> _INSTRUCTIONS TO FOLLOW_:
Tally up the lines below that include the word "Give". Answer with the number alone.

[Chart and figure data]
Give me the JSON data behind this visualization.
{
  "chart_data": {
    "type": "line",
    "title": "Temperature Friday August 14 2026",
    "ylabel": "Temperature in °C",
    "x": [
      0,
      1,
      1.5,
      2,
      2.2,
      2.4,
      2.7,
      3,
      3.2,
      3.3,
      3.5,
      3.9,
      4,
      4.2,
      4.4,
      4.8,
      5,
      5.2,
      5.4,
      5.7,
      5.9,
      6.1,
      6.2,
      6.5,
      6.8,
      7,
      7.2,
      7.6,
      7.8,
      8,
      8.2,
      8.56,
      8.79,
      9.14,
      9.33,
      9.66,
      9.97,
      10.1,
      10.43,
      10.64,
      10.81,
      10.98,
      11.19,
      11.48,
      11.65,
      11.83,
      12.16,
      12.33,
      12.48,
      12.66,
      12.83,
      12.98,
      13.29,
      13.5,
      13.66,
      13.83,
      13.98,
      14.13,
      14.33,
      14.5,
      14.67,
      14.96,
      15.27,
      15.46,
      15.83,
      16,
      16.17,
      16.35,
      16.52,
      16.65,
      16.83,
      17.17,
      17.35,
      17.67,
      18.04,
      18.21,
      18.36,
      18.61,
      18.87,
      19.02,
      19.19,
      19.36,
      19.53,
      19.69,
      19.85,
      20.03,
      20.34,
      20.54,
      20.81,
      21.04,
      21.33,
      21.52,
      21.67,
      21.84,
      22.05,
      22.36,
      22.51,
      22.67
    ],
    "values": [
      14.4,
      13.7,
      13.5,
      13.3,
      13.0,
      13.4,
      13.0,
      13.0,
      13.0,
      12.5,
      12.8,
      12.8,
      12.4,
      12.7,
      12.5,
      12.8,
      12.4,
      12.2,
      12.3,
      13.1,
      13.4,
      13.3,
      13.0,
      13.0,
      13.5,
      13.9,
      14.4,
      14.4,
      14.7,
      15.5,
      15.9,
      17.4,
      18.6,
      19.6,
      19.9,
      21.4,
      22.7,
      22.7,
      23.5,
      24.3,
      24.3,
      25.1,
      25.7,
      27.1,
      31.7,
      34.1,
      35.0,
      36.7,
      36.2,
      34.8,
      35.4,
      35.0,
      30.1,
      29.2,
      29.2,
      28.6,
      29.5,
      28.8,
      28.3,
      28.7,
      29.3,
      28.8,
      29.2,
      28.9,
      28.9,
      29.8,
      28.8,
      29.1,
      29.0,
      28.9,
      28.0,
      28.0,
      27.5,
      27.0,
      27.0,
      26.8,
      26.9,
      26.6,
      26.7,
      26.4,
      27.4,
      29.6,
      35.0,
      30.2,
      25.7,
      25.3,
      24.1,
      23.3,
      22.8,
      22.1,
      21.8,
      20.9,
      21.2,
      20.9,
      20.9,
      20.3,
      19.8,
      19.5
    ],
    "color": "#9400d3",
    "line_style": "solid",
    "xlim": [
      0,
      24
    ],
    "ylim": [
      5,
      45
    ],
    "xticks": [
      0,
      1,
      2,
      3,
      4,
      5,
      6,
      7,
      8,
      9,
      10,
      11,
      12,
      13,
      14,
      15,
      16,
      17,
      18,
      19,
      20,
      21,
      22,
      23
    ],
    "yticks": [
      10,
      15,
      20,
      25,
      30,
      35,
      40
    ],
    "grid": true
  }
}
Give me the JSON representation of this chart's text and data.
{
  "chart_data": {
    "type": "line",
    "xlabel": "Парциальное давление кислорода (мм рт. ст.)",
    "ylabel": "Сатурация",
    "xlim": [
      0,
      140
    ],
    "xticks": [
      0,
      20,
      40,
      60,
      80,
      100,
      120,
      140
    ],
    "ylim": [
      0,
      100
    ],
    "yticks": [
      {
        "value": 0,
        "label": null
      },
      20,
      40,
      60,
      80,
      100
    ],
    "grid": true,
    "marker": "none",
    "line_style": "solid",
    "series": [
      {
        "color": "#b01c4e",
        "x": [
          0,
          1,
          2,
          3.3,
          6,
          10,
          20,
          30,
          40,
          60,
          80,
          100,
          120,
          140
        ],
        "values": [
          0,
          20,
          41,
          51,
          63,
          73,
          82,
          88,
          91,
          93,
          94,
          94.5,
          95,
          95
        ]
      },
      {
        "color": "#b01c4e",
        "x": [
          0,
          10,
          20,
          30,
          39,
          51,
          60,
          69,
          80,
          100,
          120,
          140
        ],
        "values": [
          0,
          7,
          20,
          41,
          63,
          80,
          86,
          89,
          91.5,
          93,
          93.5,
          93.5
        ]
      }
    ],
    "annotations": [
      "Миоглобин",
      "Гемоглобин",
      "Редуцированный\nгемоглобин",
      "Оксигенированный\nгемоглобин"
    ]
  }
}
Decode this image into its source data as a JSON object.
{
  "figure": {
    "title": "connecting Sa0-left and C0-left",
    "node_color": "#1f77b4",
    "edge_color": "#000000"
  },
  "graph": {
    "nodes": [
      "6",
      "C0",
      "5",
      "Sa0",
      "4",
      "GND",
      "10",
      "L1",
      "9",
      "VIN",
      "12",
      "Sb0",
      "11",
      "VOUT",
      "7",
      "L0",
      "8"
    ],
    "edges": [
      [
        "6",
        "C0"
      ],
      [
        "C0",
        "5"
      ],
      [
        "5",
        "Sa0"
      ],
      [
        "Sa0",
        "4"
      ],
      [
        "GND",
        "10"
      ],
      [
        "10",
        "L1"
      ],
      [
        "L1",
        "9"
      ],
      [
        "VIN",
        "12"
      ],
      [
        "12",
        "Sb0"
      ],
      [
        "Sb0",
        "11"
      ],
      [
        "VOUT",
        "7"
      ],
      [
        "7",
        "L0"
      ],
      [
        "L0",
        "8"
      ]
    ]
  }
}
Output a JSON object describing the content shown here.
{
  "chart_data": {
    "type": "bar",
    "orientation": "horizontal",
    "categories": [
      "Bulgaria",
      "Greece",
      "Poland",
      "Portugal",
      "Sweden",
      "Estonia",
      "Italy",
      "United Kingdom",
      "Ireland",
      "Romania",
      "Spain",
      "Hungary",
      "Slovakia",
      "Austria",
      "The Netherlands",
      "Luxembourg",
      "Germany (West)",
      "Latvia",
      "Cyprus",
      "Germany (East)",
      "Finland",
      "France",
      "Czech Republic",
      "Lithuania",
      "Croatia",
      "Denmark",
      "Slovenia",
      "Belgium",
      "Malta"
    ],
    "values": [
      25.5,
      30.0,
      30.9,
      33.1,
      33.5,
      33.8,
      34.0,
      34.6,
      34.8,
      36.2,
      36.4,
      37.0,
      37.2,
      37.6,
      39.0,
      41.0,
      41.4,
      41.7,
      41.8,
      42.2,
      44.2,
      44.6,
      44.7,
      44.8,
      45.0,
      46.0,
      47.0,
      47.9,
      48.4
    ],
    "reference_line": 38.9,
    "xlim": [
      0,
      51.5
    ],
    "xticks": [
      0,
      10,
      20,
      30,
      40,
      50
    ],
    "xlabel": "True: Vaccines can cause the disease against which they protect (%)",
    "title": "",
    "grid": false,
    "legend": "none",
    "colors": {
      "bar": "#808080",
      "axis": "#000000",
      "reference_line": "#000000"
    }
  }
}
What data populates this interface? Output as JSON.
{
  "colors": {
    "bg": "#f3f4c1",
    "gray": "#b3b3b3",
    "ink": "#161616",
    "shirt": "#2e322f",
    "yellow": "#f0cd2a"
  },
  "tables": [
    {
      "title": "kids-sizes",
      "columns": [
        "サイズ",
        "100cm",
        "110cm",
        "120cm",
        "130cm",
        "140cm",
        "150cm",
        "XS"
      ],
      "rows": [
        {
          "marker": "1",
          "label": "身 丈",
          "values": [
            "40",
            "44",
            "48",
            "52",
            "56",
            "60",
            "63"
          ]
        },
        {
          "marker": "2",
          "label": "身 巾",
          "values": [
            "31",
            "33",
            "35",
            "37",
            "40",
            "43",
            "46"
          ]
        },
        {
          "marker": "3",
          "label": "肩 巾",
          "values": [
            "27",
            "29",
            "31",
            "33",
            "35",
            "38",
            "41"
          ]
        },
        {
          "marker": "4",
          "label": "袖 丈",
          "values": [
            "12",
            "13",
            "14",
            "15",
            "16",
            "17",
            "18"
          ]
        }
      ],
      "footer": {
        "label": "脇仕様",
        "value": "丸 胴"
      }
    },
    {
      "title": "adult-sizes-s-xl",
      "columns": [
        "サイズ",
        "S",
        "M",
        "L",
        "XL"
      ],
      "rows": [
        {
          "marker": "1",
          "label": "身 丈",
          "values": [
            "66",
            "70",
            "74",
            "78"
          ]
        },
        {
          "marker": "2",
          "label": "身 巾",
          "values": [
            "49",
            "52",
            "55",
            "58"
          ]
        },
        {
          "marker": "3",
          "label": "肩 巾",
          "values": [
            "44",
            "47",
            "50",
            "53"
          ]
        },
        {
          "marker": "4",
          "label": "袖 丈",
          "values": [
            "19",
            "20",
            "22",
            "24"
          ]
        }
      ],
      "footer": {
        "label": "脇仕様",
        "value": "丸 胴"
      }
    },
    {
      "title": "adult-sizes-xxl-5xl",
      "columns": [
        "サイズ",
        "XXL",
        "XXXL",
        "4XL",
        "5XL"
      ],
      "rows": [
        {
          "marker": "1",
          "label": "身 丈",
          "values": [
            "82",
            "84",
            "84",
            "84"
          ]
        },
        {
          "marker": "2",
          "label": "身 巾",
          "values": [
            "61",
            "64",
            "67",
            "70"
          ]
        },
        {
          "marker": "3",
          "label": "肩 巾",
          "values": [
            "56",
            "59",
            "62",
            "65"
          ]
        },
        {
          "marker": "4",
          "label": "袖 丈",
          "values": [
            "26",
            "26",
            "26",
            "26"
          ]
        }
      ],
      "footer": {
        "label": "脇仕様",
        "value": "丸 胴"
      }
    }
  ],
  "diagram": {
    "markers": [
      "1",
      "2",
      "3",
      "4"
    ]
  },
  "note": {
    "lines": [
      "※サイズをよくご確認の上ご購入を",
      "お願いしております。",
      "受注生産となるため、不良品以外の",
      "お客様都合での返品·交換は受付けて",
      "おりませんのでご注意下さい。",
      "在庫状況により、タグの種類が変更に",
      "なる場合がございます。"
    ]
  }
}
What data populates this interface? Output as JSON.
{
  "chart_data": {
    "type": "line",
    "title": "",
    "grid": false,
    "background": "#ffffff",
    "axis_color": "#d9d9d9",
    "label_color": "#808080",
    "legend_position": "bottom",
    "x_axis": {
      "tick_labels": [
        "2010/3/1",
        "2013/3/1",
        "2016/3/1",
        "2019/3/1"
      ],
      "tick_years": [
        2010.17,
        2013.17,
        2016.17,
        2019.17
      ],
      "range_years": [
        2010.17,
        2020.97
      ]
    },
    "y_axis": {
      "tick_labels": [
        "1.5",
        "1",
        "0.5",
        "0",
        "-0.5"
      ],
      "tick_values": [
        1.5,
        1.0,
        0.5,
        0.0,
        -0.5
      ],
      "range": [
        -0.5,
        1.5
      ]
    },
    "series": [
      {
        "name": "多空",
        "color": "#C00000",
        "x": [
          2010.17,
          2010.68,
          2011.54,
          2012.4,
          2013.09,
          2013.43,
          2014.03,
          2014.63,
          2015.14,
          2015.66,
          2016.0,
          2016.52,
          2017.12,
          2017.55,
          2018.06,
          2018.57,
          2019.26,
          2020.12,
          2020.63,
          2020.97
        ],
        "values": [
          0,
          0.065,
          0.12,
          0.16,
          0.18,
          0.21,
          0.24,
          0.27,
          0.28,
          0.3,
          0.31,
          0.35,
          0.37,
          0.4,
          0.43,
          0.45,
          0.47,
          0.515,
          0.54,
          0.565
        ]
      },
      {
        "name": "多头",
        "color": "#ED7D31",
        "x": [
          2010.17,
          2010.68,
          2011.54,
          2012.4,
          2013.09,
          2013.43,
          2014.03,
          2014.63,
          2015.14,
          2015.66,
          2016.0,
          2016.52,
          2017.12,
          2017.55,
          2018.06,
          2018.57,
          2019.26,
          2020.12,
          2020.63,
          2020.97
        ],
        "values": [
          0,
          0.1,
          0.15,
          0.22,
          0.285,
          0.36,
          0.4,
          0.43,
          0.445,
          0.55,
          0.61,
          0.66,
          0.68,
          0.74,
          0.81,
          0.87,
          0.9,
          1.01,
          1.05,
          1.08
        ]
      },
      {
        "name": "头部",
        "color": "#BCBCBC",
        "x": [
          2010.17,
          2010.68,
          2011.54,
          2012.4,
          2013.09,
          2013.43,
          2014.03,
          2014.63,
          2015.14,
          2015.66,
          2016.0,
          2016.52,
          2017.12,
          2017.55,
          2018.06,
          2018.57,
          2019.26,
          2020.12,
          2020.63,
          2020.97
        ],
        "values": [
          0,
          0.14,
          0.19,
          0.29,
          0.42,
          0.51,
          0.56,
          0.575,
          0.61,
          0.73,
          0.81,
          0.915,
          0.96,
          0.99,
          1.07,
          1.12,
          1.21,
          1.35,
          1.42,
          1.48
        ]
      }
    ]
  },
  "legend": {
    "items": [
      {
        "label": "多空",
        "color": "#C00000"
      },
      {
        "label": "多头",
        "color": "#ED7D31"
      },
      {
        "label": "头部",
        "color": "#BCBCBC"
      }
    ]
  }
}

> _WRITTEN REPLY_:
2